Written task
Using the listing beneath this task, count the lines with the word "الحمار" and write only the result.

Data listing
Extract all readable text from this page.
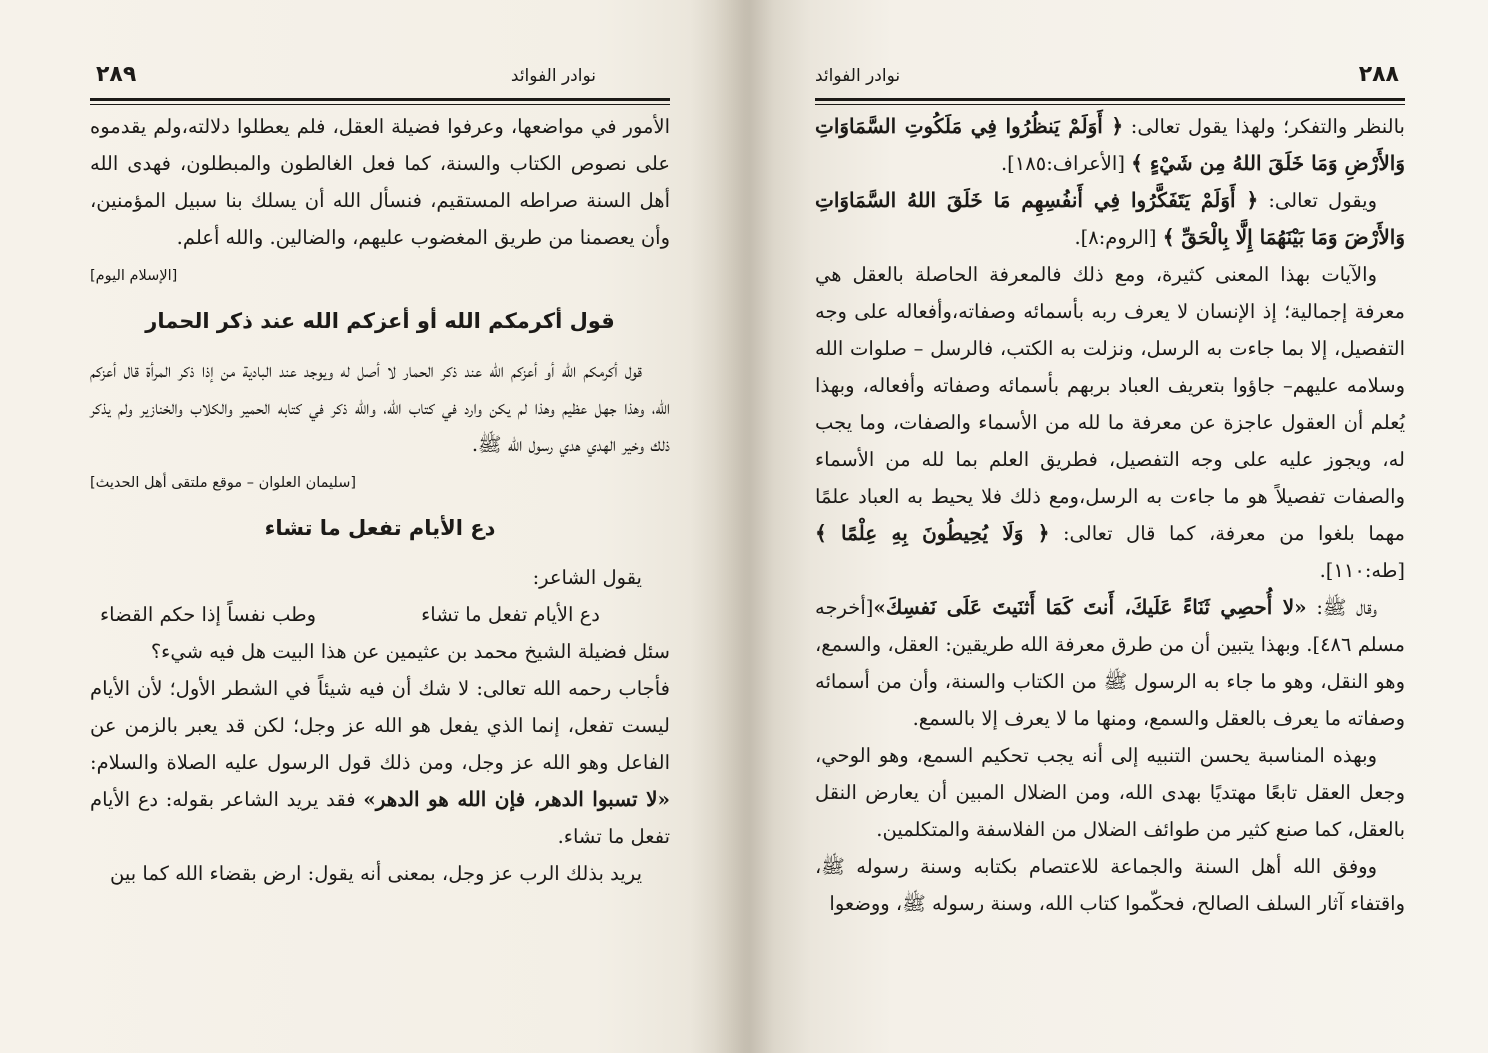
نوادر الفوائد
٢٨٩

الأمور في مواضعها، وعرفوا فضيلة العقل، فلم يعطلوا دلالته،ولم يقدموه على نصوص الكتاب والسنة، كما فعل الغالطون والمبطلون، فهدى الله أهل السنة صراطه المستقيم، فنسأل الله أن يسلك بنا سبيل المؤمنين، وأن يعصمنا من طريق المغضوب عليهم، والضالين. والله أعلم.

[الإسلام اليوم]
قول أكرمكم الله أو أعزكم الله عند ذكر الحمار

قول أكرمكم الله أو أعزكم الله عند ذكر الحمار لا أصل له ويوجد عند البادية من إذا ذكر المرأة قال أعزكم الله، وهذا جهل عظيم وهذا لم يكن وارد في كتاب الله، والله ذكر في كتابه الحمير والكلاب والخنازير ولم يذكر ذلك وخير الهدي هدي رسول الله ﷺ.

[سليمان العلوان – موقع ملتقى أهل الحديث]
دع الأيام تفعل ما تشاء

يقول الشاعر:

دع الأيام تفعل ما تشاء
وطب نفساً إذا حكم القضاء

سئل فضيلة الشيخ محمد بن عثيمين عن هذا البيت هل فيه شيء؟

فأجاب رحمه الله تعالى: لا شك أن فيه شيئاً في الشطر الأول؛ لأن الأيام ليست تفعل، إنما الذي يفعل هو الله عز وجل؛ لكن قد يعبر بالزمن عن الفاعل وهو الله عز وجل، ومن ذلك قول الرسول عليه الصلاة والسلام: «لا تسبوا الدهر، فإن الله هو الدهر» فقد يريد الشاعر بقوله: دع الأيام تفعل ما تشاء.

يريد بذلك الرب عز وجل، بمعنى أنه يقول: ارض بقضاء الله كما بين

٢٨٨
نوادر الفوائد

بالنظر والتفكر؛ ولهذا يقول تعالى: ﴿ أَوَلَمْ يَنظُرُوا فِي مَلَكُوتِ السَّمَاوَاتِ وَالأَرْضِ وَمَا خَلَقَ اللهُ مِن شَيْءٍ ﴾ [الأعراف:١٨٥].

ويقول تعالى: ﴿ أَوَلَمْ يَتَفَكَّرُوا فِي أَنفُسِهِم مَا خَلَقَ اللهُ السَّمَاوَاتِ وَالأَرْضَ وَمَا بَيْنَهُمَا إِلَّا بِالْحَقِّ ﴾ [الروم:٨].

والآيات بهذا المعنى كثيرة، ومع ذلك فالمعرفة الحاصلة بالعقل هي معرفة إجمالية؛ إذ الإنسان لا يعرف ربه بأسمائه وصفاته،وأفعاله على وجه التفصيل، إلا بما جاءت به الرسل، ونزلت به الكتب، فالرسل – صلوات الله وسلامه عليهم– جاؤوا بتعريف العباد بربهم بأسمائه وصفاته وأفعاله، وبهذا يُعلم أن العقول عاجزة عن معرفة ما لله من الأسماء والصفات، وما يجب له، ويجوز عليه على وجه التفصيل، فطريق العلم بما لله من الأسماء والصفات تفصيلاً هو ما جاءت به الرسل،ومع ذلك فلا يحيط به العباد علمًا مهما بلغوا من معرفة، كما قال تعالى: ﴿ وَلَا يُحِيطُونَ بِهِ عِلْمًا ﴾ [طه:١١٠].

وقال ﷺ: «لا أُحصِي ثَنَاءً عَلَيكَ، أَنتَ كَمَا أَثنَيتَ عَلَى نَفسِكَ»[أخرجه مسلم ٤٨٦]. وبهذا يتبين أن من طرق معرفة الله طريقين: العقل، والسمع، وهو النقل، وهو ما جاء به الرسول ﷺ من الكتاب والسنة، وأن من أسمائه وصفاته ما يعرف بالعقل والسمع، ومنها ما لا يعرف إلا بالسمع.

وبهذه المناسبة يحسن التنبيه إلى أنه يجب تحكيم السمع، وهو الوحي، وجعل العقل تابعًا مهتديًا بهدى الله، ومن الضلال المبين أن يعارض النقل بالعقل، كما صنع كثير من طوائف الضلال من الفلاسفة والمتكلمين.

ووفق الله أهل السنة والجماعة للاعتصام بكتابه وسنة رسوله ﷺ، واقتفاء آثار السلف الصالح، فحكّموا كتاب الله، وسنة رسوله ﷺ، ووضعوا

==

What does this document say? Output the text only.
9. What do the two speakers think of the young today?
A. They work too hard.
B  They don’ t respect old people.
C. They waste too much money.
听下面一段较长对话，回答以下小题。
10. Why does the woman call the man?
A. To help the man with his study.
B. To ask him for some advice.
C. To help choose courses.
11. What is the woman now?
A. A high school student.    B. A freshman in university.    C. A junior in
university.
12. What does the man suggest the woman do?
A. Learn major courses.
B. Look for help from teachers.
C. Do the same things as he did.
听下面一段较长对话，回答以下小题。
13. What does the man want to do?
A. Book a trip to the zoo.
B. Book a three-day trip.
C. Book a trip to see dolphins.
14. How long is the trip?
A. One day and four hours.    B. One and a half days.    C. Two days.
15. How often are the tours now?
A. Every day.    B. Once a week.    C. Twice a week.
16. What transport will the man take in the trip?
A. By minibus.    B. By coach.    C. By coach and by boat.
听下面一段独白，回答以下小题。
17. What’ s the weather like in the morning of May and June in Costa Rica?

...

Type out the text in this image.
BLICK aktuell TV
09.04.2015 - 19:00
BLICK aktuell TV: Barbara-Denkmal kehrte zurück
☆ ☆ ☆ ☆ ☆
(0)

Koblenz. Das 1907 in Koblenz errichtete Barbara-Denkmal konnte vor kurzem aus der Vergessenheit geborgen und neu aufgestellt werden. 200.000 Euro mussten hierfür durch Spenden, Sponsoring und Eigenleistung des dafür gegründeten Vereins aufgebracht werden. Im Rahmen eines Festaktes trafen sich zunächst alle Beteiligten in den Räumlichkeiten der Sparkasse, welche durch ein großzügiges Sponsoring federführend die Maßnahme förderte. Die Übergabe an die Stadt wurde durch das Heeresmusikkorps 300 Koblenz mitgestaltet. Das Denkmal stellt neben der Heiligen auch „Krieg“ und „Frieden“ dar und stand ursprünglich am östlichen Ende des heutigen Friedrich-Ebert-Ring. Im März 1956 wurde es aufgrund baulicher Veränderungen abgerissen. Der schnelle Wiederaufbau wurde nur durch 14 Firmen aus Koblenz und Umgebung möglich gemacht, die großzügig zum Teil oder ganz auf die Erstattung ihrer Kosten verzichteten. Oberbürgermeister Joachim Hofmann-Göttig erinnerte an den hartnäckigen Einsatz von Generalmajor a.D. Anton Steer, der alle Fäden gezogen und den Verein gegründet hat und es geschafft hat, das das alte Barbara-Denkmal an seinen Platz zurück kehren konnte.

Exercise output
2